▸ **RECORDS TO USE**
>> begin
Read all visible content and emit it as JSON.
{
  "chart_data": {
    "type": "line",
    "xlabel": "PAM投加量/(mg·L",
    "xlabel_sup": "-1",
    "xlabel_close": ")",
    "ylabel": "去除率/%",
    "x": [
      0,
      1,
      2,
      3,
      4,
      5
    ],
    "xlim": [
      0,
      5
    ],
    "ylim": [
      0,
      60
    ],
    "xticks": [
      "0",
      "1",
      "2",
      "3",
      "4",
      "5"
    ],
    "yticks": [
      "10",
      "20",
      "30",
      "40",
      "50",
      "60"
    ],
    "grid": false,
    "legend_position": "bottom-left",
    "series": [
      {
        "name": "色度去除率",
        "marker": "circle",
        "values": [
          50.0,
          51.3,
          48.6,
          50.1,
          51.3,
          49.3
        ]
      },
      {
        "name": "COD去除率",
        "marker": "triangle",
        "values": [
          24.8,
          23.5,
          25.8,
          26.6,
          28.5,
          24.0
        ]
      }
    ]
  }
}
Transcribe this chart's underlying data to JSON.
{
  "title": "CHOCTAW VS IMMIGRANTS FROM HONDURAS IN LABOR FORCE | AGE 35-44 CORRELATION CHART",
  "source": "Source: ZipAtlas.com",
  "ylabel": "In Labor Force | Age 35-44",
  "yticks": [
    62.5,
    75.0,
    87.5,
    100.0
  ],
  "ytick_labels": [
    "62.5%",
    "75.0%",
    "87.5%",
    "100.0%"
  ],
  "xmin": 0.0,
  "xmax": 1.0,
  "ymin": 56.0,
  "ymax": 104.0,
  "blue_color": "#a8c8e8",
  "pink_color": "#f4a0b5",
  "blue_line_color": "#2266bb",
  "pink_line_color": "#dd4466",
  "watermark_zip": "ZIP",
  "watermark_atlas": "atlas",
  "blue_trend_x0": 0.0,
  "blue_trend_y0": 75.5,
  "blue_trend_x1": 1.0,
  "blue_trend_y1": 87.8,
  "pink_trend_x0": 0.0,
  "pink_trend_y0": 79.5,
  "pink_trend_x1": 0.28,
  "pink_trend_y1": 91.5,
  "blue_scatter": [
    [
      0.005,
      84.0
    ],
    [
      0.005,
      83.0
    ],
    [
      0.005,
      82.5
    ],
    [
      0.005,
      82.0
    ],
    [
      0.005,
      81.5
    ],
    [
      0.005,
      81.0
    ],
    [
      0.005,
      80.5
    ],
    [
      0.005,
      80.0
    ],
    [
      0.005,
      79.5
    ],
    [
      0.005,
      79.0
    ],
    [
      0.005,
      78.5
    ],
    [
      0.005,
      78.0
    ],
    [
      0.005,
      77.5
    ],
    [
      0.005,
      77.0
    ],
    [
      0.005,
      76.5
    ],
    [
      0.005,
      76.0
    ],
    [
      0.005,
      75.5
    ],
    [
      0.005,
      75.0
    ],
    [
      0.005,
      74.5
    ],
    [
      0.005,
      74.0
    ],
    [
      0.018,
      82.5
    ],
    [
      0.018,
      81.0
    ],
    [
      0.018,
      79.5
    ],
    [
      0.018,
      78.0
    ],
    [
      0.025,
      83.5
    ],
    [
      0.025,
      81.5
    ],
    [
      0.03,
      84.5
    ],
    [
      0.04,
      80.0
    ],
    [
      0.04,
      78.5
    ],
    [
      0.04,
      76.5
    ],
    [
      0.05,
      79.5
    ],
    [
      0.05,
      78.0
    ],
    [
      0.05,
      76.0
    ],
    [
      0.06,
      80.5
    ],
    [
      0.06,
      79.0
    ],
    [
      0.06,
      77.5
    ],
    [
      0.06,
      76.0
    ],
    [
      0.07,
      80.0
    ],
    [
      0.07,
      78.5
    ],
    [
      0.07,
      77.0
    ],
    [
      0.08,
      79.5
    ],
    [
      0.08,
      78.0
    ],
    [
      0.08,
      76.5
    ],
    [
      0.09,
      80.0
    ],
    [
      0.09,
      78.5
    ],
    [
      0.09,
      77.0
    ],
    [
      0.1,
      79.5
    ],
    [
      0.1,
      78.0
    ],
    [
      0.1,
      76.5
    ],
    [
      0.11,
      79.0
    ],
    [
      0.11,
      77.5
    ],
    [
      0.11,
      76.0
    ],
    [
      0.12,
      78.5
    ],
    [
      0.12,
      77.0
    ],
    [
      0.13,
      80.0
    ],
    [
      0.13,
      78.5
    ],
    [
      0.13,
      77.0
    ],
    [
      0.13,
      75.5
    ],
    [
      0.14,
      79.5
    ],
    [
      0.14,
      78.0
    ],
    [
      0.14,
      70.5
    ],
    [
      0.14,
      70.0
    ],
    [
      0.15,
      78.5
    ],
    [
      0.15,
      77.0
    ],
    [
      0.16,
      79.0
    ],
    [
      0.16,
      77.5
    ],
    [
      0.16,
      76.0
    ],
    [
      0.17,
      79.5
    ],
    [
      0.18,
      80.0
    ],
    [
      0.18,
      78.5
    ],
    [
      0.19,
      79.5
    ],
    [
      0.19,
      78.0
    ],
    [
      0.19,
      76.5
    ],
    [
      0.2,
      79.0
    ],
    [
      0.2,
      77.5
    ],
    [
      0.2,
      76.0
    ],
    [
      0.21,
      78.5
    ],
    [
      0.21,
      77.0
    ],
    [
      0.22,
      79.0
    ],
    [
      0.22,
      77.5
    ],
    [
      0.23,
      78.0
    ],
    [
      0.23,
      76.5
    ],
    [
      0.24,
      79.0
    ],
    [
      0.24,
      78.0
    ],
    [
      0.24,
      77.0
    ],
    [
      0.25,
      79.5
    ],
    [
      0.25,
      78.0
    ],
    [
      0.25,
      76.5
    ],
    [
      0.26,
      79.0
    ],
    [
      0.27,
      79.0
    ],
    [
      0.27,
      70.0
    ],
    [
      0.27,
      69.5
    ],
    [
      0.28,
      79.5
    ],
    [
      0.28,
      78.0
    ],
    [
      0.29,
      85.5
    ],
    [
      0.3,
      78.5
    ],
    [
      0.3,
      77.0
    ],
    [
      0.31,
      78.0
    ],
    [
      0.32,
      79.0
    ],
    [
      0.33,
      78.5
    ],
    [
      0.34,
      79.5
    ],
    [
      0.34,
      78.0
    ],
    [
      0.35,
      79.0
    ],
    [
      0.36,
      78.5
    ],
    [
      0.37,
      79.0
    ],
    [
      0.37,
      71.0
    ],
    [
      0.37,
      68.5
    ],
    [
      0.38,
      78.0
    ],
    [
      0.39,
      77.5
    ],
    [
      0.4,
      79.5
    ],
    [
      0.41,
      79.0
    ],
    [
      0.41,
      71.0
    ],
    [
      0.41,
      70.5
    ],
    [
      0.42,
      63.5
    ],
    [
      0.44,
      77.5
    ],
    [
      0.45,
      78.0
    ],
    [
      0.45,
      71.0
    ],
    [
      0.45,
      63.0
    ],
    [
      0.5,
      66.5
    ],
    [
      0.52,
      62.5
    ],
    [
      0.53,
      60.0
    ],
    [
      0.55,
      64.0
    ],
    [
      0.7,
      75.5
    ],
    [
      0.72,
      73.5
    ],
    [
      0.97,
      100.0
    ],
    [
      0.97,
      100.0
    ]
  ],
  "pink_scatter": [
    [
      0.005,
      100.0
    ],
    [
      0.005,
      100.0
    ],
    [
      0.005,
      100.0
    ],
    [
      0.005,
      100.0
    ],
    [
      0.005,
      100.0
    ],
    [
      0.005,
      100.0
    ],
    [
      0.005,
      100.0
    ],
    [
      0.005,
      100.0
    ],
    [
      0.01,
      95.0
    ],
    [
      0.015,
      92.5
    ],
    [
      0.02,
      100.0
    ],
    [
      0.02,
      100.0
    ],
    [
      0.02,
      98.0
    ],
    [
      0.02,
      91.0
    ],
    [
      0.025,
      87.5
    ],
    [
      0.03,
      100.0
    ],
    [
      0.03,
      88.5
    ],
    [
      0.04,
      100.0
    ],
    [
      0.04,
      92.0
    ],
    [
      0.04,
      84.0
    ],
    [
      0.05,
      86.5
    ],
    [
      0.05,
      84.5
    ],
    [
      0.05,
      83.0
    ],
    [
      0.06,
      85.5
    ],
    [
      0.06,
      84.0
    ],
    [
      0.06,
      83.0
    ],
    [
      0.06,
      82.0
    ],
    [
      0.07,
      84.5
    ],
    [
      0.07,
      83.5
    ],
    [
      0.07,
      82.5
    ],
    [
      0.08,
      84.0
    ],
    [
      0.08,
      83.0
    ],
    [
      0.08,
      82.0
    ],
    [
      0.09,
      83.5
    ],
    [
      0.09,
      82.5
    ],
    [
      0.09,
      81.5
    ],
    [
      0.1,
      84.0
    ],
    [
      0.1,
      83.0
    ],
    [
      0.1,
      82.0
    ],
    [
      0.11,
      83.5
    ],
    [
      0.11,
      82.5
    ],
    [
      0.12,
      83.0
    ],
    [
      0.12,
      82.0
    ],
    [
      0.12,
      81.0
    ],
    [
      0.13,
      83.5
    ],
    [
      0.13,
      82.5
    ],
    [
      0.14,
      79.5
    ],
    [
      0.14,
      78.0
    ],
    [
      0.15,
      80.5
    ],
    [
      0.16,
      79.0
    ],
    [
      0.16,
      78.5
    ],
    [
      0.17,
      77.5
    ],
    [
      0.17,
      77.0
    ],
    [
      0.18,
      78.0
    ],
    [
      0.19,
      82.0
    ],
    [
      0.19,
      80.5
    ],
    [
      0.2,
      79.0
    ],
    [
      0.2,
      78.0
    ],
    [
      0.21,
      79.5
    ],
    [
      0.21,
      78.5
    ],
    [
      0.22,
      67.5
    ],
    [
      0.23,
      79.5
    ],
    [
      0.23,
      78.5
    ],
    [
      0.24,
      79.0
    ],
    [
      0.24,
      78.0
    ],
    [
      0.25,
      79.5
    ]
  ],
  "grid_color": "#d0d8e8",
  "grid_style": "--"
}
>> end
▸ **OBJECTIVE**
From the listing above, collect every line that mentions the word "JSON".

▸ **THE OUTPUT**
Read all visible content and emit it as JSON.
Transcribe this chart's underlying data to JSON.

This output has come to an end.